> WHAT YOU WILL DO:
Using the entries below, output exactly the line containing "What's the underlying" and all lines that follow it to the end.

* BEGIN ENTRIES SHOWN *

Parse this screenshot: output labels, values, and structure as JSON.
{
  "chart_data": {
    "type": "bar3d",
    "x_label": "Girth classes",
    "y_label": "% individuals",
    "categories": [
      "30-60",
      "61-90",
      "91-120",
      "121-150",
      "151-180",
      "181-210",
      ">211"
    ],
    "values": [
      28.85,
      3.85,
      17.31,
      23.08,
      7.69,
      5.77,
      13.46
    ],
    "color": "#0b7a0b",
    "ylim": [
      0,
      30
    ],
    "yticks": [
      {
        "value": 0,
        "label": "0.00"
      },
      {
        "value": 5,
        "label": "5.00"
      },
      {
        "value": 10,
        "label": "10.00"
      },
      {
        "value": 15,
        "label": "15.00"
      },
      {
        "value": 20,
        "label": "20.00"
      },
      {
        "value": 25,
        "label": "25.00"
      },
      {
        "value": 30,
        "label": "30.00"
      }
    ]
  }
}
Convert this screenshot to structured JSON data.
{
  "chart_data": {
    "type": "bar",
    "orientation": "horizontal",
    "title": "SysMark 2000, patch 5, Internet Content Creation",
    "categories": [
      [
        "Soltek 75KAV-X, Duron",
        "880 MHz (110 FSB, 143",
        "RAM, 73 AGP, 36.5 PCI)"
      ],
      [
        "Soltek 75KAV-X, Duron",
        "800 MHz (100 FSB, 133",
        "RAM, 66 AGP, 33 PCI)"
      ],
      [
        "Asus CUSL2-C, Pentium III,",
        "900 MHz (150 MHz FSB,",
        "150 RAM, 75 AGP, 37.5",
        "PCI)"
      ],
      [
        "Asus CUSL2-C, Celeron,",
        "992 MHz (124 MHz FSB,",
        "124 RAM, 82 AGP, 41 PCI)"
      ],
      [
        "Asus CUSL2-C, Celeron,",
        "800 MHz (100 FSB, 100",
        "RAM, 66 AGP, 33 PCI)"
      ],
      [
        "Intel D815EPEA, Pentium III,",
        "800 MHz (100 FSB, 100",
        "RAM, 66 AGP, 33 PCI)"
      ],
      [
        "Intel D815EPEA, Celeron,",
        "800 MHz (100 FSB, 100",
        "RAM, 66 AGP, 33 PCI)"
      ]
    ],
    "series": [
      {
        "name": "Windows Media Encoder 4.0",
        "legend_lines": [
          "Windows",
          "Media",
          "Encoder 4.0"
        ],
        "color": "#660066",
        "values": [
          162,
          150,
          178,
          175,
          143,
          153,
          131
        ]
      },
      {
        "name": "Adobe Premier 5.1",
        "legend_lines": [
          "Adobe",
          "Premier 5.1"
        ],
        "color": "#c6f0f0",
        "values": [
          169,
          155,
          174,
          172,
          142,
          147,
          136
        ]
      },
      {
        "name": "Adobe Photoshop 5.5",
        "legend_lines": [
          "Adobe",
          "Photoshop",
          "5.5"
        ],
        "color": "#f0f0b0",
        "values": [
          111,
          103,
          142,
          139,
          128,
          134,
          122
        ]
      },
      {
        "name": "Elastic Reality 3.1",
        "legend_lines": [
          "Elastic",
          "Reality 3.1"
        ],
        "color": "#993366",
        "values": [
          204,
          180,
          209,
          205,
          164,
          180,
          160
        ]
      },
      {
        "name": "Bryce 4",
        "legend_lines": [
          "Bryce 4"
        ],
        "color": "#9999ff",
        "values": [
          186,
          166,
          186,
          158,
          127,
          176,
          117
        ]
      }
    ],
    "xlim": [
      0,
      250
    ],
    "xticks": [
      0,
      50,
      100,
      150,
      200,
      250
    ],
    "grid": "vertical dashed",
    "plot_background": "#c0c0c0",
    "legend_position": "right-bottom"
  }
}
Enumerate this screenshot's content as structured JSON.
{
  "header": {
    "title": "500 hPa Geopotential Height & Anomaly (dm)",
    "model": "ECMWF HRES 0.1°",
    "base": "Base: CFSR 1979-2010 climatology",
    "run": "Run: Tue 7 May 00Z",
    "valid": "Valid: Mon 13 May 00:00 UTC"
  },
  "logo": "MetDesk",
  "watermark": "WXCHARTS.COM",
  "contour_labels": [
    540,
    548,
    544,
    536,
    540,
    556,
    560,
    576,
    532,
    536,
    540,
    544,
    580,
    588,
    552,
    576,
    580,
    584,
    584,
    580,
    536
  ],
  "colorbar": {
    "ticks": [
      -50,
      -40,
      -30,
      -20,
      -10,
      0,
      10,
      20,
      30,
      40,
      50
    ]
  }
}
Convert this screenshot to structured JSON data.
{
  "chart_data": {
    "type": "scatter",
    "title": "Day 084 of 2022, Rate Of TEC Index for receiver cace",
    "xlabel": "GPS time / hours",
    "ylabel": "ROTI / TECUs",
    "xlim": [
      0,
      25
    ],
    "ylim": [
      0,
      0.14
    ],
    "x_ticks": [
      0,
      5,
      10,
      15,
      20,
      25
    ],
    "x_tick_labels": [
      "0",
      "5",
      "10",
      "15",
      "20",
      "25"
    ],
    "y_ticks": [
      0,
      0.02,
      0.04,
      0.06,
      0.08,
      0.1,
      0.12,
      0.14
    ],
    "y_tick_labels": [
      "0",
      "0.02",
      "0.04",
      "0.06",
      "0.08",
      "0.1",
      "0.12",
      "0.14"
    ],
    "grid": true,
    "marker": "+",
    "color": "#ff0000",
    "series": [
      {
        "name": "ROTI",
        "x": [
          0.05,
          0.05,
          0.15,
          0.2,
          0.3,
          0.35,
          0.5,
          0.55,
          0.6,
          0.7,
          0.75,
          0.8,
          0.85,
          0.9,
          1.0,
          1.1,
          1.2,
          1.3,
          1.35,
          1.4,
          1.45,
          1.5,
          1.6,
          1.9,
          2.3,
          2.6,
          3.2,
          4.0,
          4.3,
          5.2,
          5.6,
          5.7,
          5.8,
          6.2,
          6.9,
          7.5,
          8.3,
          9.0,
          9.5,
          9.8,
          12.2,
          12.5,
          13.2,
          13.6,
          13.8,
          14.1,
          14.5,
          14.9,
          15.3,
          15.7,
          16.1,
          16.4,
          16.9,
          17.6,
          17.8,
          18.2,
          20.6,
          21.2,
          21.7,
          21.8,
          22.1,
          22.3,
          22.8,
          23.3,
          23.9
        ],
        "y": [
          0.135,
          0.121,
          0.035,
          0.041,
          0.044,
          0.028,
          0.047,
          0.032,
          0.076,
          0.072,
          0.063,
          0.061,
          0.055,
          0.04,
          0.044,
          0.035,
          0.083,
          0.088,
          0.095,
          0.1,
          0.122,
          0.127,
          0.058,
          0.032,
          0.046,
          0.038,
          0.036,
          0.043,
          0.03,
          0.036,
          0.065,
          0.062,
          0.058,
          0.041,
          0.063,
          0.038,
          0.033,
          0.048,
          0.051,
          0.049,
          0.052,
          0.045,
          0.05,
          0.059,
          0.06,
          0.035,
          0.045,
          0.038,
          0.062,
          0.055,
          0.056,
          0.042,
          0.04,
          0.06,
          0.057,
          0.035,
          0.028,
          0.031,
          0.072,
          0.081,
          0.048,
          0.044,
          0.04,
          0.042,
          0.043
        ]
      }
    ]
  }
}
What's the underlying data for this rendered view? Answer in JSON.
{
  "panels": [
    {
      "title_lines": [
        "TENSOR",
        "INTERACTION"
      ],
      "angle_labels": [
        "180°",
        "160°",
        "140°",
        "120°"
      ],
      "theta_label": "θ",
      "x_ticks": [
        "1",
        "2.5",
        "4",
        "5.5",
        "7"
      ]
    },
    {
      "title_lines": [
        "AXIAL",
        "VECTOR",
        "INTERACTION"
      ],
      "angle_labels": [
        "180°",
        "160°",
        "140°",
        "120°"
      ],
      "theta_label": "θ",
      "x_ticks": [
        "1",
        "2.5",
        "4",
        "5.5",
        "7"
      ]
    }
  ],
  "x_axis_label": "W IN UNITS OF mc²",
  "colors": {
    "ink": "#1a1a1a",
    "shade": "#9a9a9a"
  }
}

* END ENTRIES SHOWN *

> FINAL RESULT:
What's the underlying data for this rendered view? Answer in JSON.
{
  "panels": [
    {
      "title_lines": [
        "TENSOR",
        "INTERACTION"
      ],
      "angle_labels": [
        "180°",
        "160°",
        "140°",
        "120°"
      ],
      "theta_label": "θ",
      "x_ticks": [
        "1",
        "2.5",
        "4",
        "5.5",
        "7"
      ]
    },
    {
      "title_lines": [
        "AXIAL",
        "VECTOR",
        "INTERACTION"
      ],
      "angle_labels": [
        "180°",
        "160°",
        "140°",
        "120°"
      ],
      "theta_label": "θ",
      "x_ticks": [
        "1",
        "2.5",
        "4",
        "5.5",
        "7"
      ]
    }
  ],
  "x_axis_label": "W IN UNITS OF mc²",
  "colors": {
    "ink": "#1a1a1a",
    "shade": "#9a9a9a"
  }
}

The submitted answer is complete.